[Collection entries]
+++

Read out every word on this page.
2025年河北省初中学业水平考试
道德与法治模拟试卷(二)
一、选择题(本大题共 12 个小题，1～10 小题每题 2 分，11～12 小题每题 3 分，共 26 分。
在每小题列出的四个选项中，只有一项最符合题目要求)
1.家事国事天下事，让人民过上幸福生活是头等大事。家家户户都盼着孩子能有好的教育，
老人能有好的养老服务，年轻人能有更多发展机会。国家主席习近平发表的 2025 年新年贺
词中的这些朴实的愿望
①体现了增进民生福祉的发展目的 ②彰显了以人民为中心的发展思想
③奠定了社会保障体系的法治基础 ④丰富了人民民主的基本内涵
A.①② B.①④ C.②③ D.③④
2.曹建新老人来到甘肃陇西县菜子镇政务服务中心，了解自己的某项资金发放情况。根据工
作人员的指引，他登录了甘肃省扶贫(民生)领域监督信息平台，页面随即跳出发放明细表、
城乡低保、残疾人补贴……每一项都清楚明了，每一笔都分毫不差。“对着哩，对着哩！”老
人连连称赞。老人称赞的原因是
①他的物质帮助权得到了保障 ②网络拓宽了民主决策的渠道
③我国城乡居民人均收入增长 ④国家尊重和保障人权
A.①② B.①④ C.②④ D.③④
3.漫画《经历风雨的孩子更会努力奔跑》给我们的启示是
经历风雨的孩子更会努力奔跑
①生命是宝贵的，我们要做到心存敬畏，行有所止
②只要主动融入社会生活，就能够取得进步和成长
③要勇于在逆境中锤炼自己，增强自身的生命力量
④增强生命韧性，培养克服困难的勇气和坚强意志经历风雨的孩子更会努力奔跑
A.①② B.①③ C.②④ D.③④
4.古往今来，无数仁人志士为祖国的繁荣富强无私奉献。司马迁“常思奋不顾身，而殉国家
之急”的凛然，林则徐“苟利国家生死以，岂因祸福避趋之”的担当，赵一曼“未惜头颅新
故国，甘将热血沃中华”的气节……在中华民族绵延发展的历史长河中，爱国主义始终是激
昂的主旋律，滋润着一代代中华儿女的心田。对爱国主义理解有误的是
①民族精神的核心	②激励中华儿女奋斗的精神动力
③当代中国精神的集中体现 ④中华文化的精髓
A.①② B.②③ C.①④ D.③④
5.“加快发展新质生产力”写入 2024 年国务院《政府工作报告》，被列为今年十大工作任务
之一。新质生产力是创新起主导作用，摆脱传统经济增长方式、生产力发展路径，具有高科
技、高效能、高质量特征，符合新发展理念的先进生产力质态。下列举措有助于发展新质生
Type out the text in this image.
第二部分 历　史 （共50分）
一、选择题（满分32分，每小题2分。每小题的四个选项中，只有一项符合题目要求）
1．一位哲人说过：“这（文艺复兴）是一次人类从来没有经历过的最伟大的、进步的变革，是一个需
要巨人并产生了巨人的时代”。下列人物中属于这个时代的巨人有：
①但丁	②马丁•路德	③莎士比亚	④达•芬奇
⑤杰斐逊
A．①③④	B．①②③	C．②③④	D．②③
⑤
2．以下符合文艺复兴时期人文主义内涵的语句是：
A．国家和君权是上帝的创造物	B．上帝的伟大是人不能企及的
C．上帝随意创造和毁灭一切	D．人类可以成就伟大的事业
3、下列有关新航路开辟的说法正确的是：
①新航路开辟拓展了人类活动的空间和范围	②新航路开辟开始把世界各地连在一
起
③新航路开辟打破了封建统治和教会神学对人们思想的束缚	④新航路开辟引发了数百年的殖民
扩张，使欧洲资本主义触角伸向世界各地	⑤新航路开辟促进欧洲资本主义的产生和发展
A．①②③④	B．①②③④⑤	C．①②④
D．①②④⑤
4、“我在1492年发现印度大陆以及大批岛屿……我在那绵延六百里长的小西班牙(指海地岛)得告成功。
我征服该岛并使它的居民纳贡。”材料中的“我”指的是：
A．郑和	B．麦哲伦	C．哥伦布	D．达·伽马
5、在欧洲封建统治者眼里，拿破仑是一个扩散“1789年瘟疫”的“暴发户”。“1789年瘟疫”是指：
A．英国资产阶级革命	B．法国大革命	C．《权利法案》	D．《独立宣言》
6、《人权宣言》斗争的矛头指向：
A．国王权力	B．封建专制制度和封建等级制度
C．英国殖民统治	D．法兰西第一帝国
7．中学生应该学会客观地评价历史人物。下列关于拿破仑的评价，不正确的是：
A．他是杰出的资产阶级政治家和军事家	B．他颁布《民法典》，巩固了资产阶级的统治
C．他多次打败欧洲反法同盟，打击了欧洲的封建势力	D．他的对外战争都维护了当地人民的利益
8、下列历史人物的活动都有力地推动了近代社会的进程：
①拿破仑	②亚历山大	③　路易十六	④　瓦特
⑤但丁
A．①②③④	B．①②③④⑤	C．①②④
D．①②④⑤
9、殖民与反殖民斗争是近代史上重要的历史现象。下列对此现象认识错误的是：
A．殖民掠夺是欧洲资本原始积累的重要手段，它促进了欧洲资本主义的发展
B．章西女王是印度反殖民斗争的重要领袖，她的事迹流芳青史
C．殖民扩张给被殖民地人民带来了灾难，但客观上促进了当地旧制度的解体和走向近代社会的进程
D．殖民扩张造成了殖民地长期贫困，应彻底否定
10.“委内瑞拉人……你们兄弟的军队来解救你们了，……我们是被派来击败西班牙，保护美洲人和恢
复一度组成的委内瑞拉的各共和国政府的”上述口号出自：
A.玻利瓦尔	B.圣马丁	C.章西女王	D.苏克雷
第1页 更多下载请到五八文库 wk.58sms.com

+++

**OBJECTIVE:** Every entry needs to be retyped exactly.

**COMPLETE ANSWER:**
Read out every word on this page.
2025年河北省初中学业水平考试
道德与法治模拟试卷(二)
一、选择题(本大题共 12 个小题，1～10 小题每题 2 分，11～12 小题每题 3 分，共 26 分。
在每小题列出的四个选项中，只有一项最符合题目要求)
1.家事国事天下事，让人民过上幸福生活是头等大事。家家户户都盼着孩子能有好的教育，
老人能有好的养老服务，年轻人能有更多发展机会。国家主席习近平发表的 2025 年新年贺
词中的这些朴实的愿望
①体现了增进民生福祉的发展目的 ②彰显了以人民为中心的发展思想
③奠定了社会保障体系的法治基础 ④丰富了人民民主的基本内涵
A.①② B.①④ C.②③ D.③④
2.曹建新老人来到甘肃陇西县菜子镇政务服务中心，了解自己的某项资金发放情况。根据工
作人员的指引，他登录了甘肃省扶贫(民生)领域监督信息平台，页面随即跳出发放明细表、
城乡低保、残疾人补贴……每一项都清楚明了，每一笔都分毫不差。“对着哩，对着哩！”老
人连连称赞。老人称赞的原因是
①他的物质帮助权得到了保障 ②网络拓宽了民主决策的渠道
③我国城乡居民人均收入增长 ④国家尊重和保障人权
A.①② B.①④ C.②④ D.③④
3.漫画《经历风雨的孩子更会努力奔跑》给我们的启示是
经历风雨的孩子更会努力奔跑
①生命是宝贵的，我们要做到心存敬畏，行有所止
②只要主动融入社会生活，就能够取得进步和成长
③要勇于在逆境中锤炼自己，增强自身的生命力量
④增强生命韧性，培养克服困难的勇气和坚强意志经历风雨的孩子更会努力奔跑
A.①② B.①③ C.②④ D.③④
4.古往今来，无数仁人志士为祖国的繁荣富强无私奉献。司马迁“常思奋不顾身，而殉国家
之急”的凛然，林则徐“苟利国家生死以，岂因祸福避趋之”的担当，赵一曼“未惜头颅新
故国，甘将热血沃中华”的气节……在中华民族绵延发展的历史长河中，爱国主义始终是激
昂的主旋律，滋润着一代代中华儿女的心田。对爱国主义理解有误的是
①民族精神的核心	②激励中华儿女奋斗的精神动力
③当代中国精神的集中体现 ④中华文化的精髓
A.①② B.②③ C.①④ D.③④
5.“加快发展新质生产力”写入 2024 年国务院《政府工作报告》，被列为今年十大工作任务
之一。新质生产力是创新起主导作用，摆脱传统经济增长方式、生产力发展路径，具有高科
技、高效能、高质量特征，符合新发展理念的先进生产力质态。下列举措有助于发展新质生
Type out the text in this image.
第二部分 历　史 （共50分）
一、选择题（满分32分，每小题2分。每小题的四个选项中，只有一项符合题目要求）
1．一位哲人说过：“这（文艺复兴）是一次人类从来没有经历过的最伟大的、进步的变革，是一个需
要巨人并产生了巨人的时代”。下列人物中属于这个时代的巨人有：
①但丁	②马丁•路德	③莎士比亚	④达•芬奇
⑤杰斐逊
A．①③④	B．①②③	C．②③④	D．②③
⑤
2．以下符合文艺复兴时期人文主义内涵的语句是：
A．国家和君权是上帝的创造物	B．上帝的伟大是人不能企及的
C．上帝随意创造和毁灭一切	D．人类可以成就伟大的事业
3、下列有关新航路开辟的说法正确的是：
①新航路开辟拓展了人类活动的空间和范围	②新航路开辟开始把世界各地连在一
起
③新航路开辟打破了封建统治和教会神学对人们思想的束缚	④新航路开辟引发了数百年的殖民
扩张，使欧洲资本主义触角伸向世界各地	⑤新航路开辟促进欧洲资本主义的产生和发展
A．①②③④	B．①②③④⑤	C．①②④
D．①②④⑤
4、“我在1492年发现印度大陆以及大批岛屿……我在那绵延六百里长的小西班牙(指海地岛)得告成功。
我征服该岛并使它的居民纳贡。”材料中的“我”指的是：
A．郑和	B．麦哲伦	C．哥伦布	D．达·伽马
5、在欧洲封建统治者眼里，拿破仑是一个扩散“1789年瘟疫”的“暴发户”。“1789年瘟疫”是指：
A．英国资产阶级革命	B．法国大革命	C．《权利法案》	D．《独立宣言》
6、《人权宣言》斗争的矛头指向：
A．国王权力	B．封建专制制度和封建等级制度
C．英国殖民统治	D．法兰西第一帝国
7．中学生应该学会客观地评价历史人物。下列关于拿破仑的评价，不正确的是：
A．他是杰出的资产阶级政治家和军事家	B．他颁布《民法典》，巩固了资产阶级的统治
C．他多次打败欧洲反法同盟，打击了欧洲的封建势力	D．他的对外战争都维护了当地人民的利益
8、下列历史人物的活动都有力地推动了近代社会的进程：
①拿破仑	②亚历山大	③　路易十六	④　瓦特
⑤但丁
A．①②③④	B．①②③④⑤	C．①②④
D．①②④⑤
9、殖民与反殖民斗争是近代史上重要的历史现象。下列对此现象认识错误的是：
A．殖民掠夺是欧洲资本原始积累的重要手段，它促进了欧洲资本主义的发展
B．章西女王是印度反殖民斗争的重要领袖，她的事迹流芳青史
C．殖民扩张给被殖民地人民带来了灾难，但客观上促进了当地旧制度的解体和走向近代社会的进程
D．殖民扩张造成了殖民地长期贫困，应彻底否定
10.“委内瑞拉人……你们兄弟的军队来解救你们了，……我们是被派来击败西班牙，保护美洲人和恢
复一度组成的委内瑞拉的各共和国政府的”上述口号出自：
A.玻利瓦尔	B.圣马丁	C.章西女王	D.苏克雷
第1页 更多下载请到五八文库 wk.58sms.com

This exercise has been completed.